▸ What you are asked to do
Look through the data below and return each line where "this" appears.

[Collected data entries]
——————
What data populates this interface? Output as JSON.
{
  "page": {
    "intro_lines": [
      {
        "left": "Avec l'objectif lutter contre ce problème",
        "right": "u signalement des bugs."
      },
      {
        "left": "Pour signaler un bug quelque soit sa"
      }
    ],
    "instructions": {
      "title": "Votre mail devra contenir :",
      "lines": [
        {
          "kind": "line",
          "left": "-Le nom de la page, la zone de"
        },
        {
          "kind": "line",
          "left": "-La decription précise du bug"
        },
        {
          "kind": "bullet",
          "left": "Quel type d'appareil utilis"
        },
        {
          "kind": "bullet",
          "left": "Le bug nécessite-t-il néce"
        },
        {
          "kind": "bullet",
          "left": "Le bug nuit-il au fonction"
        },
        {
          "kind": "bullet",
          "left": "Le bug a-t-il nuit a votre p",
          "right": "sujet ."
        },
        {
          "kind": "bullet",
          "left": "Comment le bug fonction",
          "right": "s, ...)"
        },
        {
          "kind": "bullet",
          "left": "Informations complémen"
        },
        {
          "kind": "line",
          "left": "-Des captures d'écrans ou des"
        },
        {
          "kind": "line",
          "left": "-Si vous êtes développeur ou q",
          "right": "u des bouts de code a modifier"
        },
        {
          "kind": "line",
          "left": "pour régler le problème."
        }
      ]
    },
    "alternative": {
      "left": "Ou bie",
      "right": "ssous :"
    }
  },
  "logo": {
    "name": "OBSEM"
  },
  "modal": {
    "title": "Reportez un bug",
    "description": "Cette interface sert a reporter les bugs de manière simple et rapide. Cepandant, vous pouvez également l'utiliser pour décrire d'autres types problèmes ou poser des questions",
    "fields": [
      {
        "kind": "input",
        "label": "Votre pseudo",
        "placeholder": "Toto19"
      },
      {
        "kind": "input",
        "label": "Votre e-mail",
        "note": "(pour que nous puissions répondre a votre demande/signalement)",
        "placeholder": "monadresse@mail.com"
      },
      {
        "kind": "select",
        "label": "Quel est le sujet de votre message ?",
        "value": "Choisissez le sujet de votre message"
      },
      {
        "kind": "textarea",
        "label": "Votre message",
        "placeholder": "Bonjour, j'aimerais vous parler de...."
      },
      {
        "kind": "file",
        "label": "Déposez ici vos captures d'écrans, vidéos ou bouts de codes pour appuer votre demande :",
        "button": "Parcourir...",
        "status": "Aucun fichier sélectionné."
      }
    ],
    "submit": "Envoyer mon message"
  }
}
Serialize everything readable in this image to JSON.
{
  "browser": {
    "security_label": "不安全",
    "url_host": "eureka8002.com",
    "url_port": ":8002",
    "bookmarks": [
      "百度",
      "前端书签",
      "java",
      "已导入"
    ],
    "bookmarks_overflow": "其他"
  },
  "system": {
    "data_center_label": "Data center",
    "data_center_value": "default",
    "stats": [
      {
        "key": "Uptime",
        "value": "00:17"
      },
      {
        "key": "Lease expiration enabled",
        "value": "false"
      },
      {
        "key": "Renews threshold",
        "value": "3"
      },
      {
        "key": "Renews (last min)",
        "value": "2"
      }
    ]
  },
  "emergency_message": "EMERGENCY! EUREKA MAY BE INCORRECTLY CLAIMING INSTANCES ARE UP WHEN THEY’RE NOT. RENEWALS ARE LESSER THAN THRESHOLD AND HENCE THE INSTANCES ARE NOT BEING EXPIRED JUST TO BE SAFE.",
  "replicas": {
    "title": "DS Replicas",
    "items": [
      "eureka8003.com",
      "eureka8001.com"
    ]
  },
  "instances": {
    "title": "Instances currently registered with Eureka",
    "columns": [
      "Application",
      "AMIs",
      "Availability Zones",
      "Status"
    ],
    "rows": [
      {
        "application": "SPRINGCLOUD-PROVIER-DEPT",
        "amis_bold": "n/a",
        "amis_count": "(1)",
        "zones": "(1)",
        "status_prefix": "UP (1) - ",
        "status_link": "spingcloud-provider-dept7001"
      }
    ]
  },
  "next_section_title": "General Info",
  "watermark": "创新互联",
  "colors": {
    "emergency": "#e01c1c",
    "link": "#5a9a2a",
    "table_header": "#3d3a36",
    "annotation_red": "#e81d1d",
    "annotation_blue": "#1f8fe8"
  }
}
——————
▸ Final result
What data populates this interface? Output as JSON.
Serialize everything readable in this image to JSON.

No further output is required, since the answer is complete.